Problem to work on: Say how many lines contain "background", using only the number.

Source data:
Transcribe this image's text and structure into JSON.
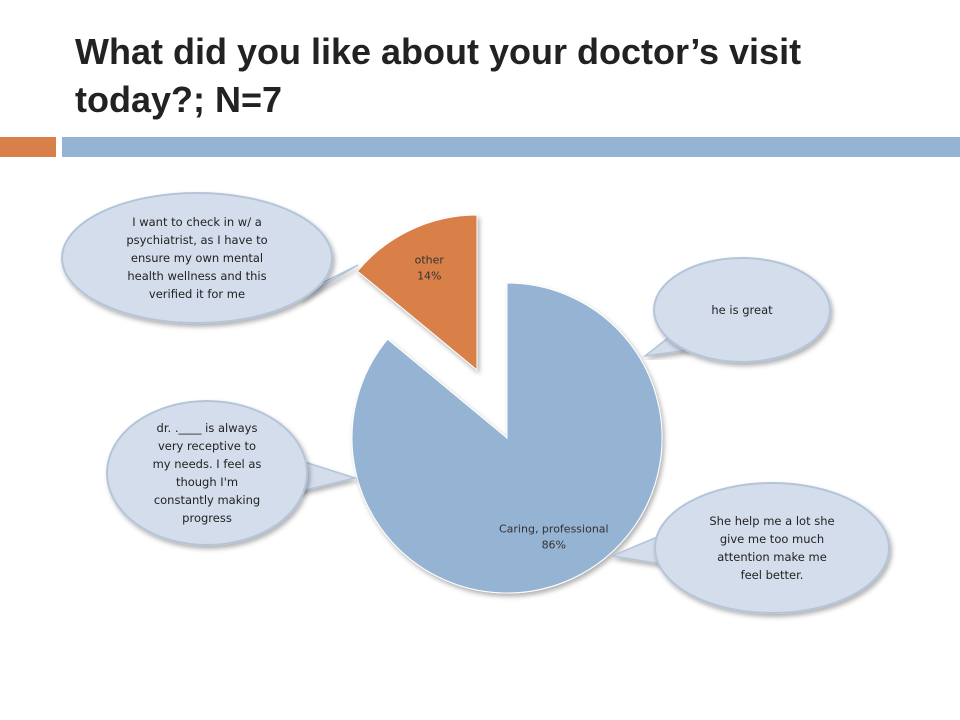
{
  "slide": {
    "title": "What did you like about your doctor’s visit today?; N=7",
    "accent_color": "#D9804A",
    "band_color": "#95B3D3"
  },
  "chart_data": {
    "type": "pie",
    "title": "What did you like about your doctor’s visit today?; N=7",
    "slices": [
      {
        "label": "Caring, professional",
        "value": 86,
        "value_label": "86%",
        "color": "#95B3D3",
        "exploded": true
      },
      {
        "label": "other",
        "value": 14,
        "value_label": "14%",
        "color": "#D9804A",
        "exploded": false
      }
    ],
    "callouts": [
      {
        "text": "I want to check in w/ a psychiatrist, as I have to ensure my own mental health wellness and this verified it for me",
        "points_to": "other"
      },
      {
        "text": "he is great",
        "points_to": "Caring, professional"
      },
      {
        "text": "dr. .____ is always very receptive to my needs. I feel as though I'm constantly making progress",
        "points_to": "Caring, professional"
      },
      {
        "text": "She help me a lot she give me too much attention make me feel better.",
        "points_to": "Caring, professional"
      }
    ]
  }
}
...
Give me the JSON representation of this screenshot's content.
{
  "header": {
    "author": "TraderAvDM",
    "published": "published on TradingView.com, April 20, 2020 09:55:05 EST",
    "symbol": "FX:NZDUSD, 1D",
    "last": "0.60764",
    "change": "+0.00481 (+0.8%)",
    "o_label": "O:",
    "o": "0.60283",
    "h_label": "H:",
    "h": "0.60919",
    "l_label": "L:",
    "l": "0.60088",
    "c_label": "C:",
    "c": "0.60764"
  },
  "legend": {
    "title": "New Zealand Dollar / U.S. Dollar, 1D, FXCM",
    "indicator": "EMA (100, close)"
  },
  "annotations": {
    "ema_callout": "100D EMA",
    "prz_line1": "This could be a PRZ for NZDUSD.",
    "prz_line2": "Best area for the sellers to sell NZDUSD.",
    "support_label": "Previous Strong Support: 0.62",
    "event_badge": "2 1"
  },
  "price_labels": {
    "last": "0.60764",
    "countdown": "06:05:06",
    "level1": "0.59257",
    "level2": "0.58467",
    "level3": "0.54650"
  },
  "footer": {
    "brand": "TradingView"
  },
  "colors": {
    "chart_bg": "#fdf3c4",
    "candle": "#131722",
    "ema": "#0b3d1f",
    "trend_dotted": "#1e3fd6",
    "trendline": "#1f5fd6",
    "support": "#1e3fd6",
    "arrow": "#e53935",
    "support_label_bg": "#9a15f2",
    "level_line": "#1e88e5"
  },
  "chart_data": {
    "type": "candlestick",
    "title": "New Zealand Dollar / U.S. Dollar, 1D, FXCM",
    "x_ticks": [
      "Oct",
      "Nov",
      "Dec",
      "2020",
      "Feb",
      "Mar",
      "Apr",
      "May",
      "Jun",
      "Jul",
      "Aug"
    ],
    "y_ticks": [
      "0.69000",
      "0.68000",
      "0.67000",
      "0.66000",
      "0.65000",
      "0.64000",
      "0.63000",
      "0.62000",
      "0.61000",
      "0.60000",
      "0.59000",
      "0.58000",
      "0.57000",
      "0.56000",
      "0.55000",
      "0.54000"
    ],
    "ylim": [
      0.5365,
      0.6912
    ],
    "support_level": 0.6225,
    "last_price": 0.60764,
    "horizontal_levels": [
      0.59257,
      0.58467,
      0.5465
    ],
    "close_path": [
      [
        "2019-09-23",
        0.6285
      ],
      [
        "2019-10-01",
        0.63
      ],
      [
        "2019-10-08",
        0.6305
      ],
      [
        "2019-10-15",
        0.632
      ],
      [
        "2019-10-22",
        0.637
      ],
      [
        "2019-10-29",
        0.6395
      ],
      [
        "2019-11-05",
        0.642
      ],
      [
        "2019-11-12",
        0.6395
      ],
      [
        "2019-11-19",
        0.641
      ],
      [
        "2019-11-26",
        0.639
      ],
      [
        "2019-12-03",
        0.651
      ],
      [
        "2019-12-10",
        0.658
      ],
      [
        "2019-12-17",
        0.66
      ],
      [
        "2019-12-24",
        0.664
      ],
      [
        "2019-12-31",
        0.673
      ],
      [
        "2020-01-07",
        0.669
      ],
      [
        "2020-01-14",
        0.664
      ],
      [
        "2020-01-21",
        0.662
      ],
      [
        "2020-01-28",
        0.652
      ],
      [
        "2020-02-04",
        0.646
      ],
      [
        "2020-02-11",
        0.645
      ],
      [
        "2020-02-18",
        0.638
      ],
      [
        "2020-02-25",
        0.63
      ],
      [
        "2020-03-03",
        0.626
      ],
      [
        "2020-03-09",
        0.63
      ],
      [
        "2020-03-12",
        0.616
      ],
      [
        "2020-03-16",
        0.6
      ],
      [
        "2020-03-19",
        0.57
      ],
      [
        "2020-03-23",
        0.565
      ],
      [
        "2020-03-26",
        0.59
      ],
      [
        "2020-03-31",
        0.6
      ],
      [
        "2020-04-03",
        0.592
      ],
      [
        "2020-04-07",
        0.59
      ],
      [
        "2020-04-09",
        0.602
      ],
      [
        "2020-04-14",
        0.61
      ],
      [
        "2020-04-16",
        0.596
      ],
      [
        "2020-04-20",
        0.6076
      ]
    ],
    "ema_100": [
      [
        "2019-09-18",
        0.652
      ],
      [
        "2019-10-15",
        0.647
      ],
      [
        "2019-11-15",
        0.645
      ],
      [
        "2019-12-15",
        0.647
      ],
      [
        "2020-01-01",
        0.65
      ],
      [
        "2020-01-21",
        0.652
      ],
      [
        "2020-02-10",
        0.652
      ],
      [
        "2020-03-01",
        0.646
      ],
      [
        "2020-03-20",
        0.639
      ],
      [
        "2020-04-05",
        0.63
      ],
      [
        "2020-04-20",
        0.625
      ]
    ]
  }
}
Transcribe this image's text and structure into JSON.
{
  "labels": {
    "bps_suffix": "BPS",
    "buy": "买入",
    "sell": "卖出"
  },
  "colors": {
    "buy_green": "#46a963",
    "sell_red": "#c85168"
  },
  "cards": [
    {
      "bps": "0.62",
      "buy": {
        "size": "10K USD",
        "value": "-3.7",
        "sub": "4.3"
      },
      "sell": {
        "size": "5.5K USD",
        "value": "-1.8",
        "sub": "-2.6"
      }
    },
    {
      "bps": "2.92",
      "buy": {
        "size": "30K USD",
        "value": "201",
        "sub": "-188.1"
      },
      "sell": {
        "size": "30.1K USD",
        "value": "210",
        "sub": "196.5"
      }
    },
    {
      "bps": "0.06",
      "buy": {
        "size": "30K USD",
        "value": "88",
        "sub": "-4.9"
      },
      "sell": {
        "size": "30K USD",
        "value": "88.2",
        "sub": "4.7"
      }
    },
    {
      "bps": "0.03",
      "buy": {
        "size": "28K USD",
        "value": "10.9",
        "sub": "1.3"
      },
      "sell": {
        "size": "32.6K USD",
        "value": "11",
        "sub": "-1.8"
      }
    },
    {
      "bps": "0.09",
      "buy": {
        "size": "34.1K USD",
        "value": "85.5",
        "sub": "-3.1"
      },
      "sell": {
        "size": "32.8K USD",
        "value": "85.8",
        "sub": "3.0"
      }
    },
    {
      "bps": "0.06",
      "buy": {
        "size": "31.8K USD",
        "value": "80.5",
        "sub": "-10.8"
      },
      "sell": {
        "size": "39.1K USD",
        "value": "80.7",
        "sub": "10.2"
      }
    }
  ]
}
--
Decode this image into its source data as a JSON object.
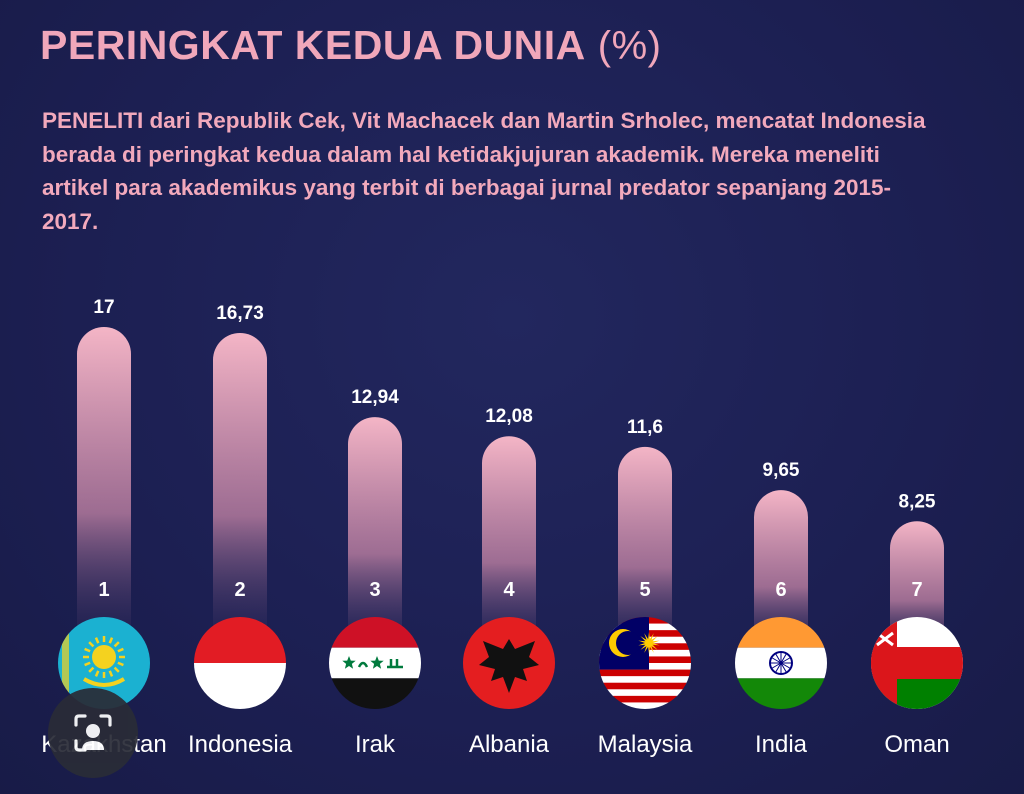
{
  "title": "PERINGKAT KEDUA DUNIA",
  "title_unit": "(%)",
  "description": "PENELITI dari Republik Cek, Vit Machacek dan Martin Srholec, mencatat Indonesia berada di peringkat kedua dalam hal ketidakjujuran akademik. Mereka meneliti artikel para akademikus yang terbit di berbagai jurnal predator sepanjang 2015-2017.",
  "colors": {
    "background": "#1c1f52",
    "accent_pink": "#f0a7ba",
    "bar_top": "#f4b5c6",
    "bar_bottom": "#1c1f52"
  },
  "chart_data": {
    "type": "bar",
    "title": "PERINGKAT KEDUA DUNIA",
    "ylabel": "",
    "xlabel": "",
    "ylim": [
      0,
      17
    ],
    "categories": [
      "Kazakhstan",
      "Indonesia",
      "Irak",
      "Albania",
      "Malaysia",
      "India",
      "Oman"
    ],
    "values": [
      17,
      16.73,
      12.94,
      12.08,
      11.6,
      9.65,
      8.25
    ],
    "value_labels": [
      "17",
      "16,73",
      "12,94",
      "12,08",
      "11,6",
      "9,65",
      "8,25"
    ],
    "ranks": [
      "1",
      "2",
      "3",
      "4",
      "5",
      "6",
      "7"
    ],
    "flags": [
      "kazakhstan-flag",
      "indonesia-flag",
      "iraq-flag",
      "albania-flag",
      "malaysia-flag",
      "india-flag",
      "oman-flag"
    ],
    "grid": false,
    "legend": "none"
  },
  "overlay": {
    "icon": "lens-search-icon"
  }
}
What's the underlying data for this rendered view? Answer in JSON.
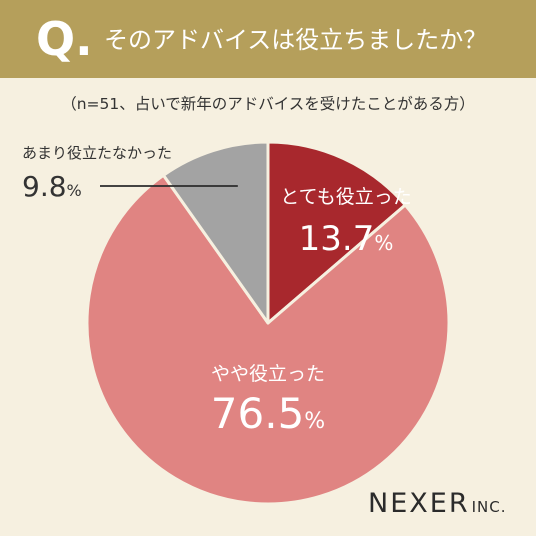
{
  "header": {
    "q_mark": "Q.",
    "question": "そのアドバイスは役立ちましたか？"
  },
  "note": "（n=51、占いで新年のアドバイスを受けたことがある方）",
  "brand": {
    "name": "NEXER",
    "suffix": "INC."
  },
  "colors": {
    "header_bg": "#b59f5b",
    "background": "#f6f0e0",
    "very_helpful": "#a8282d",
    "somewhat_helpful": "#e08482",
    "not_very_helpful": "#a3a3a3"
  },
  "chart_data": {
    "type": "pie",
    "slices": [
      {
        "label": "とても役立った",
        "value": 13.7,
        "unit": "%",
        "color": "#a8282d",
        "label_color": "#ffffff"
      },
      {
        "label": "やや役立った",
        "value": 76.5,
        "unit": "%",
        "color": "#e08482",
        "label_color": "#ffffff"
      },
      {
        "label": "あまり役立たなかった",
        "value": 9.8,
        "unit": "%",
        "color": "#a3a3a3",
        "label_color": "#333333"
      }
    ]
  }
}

Solved problem: 2